**DATASET ROWS**
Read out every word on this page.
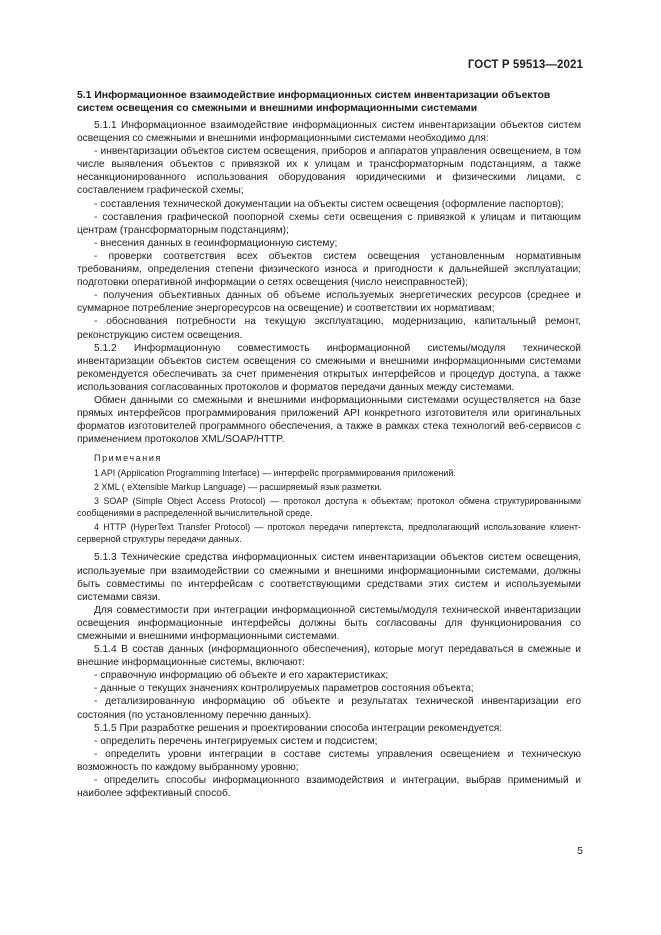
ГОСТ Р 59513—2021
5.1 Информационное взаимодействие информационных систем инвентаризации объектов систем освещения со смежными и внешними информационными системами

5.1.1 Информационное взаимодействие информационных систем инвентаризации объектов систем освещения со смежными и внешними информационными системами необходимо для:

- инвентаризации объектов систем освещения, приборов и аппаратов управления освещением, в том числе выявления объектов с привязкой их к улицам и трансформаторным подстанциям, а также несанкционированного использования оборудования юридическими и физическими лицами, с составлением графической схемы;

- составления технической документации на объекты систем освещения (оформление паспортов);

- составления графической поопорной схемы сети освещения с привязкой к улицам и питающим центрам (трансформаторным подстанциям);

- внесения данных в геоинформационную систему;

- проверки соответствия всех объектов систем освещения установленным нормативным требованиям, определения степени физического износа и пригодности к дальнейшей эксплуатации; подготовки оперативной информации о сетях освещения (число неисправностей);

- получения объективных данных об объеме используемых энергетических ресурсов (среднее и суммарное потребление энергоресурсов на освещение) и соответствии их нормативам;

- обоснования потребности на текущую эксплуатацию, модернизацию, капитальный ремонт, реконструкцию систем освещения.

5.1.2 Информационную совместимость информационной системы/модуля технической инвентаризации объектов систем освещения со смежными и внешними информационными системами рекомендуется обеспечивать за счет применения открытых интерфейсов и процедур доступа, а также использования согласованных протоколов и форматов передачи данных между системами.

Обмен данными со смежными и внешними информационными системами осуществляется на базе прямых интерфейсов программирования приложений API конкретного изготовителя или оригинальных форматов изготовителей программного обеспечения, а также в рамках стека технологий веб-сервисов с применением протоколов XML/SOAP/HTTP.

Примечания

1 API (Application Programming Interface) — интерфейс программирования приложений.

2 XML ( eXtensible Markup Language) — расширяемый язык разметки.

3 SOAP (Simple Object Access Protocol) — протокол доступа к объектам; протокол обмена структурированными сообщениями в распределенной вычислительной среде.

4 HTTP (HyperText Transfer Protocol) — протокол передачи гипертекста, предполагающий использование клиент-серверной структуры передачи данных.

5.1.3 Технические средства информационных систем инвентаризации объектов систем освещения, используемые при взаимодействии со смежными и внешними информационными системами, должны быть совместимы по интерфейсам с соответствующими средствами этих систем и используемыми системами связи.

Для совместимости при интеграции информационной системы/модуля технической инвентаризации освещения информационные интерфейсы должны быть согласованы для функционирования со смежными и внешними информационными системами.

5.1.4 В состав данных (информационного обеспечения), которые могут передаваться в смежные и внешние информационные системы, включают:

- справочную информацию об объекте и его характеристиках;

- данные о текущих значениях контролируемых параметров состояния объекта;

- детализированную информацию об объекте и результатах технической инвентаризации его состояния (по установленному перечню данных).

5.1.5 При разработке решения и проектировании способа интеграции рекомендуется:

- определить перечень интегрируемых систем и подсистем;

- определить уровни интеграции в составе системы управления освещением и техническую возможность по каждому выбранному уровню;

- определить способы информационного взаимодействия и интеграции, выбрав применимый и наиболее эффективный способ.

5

---

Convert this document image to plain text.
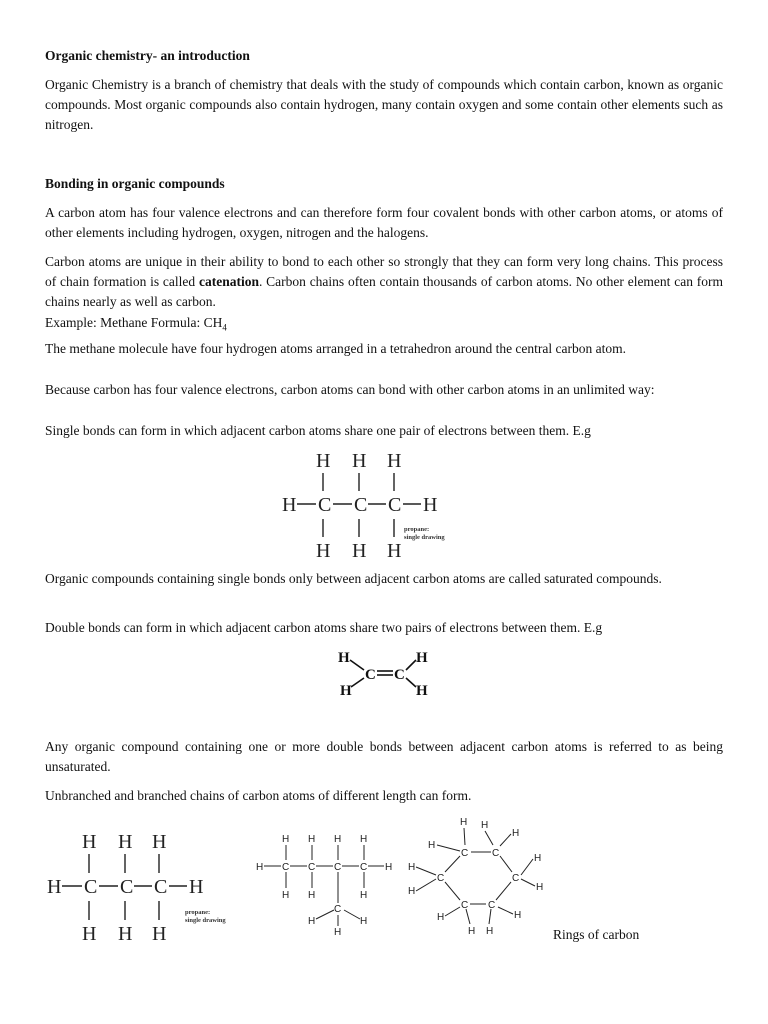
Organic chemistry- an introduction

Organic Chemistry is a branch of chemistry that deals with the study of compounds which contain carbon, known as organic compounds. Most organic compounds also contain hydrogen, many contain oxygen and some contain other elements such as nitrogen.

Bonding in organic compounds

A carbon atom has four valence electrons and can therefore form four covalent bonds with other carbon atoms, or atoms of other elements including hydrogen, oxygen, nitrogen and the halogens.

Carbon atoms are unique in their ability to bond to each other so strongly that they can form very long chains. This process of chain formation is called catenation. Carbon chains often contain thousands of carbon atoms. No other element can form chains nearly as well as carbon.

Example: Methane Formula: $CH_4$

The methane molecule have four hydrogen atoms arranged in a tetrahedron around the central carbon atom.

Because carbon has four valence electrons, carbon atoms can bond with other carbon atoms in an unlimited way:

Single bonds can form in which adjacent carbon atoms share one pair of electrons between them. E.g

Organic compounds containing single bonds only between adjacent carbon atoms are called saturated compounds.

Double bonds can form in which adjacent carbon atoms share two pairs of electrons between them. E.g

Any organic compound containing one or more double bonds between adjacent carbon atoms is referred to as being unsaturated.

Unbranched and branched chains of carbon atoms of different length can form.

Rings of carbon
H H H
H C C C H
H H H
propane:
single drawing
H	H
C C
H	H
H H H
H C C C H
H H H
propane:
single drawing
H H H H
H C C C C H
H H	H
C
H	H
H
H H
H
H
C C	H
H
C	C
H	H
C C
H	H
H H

* * *

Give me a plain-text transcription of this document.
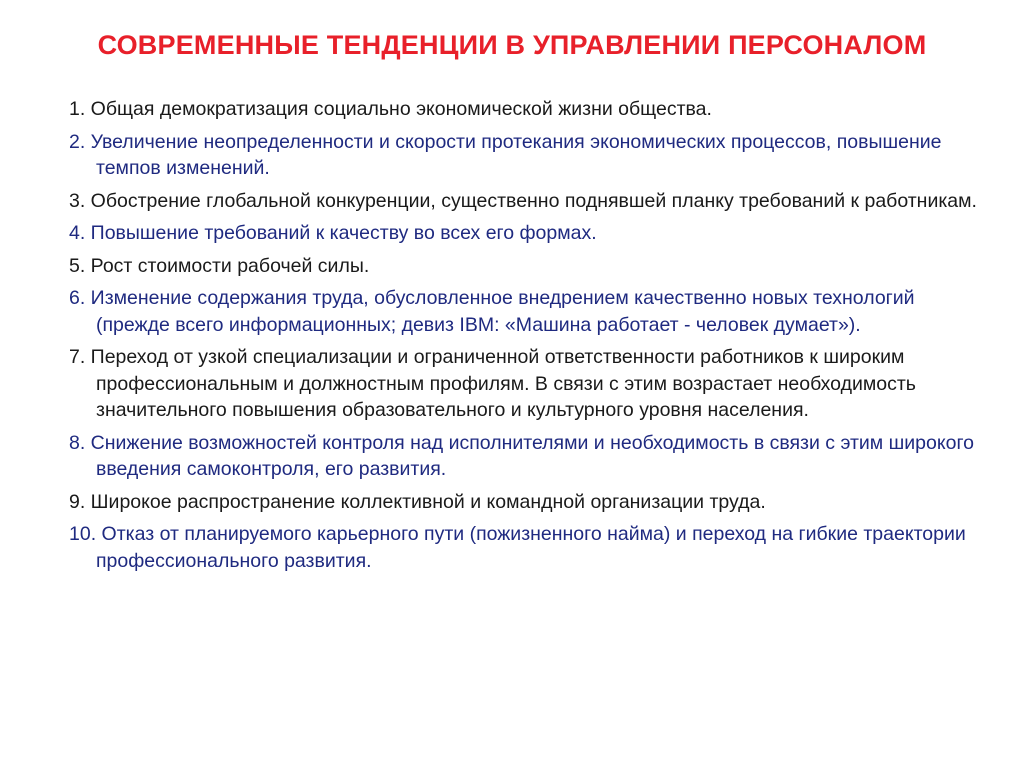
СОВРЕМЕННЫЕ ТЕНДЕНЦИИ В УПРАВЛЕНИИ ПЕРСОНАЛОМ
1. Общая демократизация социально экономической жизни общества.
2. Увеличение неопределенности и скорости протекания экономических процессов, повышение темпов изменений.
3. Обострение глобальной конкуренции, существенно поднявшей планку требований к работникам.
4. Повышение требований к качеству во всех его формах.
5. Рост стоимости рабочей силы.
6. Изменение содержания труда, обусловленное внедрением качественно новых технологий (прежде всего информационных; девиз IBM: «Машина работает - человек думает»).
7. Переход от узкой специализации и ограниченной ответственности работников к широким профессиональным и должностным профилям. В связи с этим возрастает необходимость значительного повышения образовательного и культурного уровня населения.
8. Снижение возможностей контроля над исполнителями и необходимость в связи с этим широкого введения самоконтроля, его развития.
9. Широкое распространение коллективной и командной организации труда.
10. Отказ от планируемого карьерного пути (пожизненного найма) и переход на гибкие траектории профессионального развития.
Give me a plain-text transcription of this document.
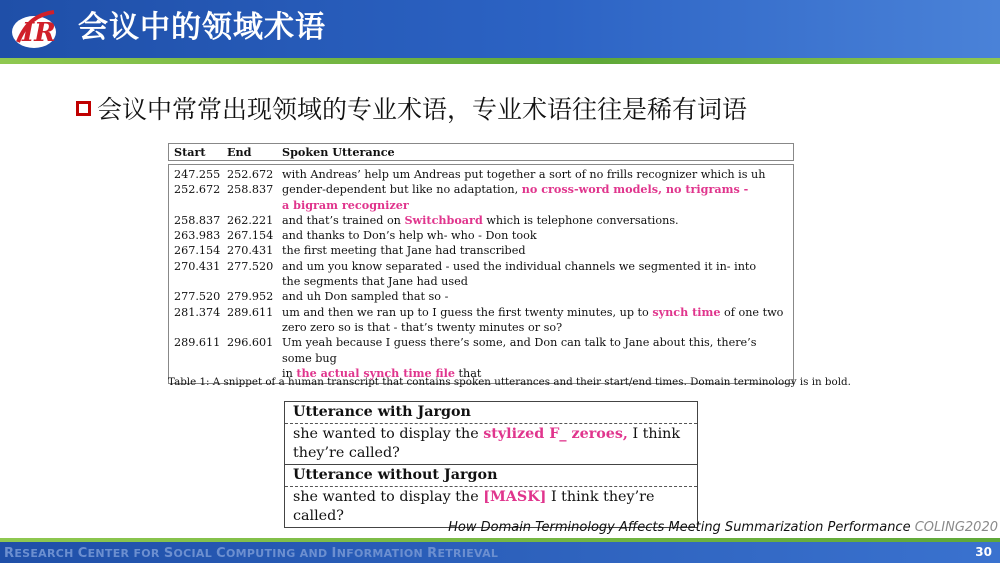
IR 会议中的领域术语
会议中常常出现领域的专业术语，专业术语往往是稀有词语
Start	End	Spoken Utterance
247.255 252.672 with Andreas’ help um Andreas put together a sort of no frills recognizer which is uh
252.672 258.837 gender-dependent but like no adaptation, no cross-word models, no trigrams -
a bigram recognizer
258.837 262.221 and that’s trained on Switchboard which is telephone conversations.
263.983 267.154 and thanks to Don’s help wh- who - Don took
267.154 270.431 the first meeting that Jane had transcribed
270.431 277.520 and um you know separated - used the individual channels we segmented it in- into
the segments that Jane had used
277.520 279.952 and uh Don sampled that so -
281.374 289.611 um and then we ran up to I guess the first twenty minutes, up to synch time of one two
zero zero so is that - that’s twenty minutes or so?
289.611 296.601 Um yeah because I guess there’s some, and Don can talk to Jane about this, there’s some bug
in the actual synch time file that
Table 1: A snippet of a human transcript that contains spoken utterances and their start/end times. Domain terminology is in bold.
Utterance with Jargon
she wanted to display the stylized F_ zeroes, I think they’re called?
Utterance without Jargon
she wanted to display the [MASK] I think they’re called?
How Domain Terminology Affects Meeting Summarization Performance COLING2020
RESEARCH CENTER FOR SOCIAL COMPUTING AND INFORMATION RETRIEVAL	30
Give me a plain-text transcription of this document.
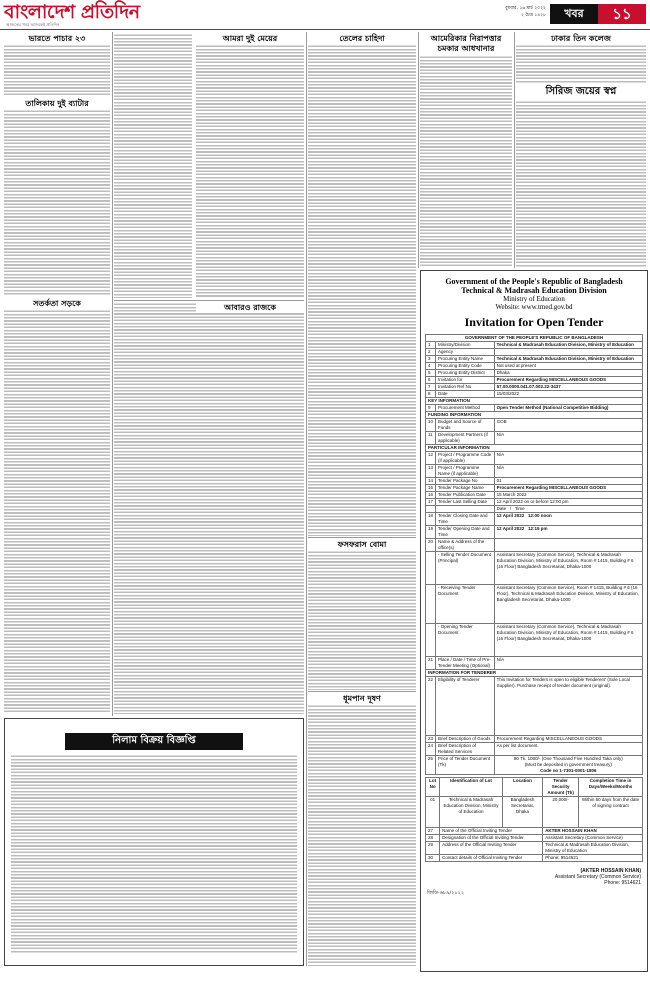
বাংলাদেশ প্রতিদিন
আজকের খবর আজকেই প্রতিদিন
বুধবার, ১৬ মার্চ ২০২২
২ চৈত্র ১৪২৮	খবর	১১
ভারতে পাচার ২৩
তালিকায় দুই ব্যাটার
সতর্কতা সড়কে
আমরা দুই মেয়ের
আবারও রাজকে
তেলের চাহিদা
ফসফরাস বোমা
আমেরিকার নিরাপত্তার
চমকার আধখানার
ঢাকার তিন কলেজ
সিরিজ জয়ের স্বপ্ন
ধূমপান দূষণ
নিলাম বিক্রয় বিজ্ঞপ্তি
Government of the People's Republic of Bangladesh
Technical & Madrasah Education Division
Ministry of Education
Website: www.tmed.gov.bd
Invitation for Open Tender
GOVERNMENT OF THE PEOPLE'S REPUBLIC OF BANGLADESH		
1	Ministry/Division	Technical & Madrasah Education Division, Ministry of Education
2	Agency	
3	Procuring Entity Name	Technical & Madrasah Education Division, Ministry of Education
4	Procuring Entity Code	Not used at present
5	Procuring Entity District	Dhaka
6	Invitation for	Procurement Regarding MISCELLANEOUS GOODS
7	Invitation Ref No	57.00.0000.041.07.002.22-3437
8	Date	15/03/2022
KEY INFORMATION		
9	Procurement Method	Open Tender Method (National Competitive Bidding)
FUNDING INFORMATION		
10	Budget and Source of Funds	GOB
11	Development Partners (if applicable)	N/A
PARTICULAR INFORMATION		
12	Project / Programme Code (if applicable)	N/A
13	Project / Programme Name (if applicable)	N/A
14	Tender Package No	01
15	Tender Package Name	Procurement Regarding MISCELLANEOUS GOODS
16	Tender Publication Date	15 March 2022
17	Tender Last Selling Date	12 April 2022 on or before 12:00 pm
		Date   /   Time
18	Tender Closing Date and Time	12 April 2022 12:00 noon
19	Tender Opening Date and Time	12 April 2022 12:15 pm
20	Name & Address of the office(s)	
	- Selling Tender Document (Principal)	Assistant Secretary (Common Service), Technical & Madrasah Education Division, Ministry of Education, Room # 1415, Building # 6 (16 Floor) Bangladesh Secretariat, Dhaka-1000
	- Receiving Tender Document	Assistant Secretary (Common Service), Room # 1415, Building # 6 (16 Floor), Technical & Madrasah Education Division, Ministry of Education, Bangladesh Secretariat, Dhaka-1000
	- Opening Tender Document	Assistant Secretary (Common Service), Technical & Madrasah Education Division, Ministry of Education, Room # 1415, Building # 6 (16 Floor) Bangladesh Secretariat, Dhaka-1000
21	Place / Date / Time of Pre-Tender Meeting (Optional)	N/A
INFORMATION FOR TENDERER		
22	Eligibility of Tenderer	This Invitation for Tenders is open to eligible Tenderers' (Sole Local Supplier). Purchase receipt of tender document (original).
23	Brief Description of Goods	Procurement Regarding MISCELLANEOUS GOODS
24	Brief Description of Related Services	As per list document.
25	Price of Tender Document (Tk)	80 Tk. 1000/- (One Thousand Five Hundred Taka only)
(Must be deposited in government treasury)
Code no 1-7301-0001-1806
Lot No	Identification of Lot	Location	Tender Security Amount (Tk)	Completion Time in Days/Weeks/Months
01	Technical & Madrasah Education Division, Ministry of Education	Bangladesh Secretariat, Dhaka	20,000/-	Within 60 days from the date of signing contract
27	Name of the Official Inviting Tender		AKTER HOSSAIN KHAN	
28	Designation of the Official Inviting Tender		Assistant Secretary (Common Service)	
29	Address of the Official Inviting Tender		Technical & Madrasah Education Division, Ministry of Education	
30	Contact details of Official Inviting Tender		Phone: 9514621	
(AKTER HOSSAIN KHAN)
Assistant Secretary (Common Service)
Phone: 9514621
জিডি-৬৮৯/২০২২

**TASK REQUIREMENTS**
Copy out all lines above that include the string "Technical".

**THE RESPONSE**
Technical & Madrasah Education Division
1	Ministry/Division	Technical & Madrasah Education Division, Ministry of Education
3	Procuring Entity Name	Technical & Madrasah Education Division, Ministry of Education
	- Selling Tender Document (Principal)	Assistant Secretary (Common Service), Technical & Madrasah Education Division, Ministry of Education, Room # 1415, Building # 6 (16 Floor) Bangladesh Secretariat, Dhaka-1000
	- Receiving Tender Document	Assistant Secretary (Common Service), Room # 1415, Building # 6 (16 Floor), Technical & Madrasah Education Division, Ministry of Education, Bangladesh Secretariat, Dhaka-1000
	- Opening Tender Document	Assistant Secretary (Common Service), Technical & Madrasah Education Division, Ministry of Education, Room # 1415, Building # 6 (16 Floor) Bangladesh Secretariat, Dhaka-1000
01	Technical & Madrasah Education Division, Ministry of Education	Bangladesh Secretariat, Dhaka	20,000/-	Within 60 days from the date of signing contract
29	Address of the Official Inviting Tender		Technical & Madrasah Education Division, Ministry of Education	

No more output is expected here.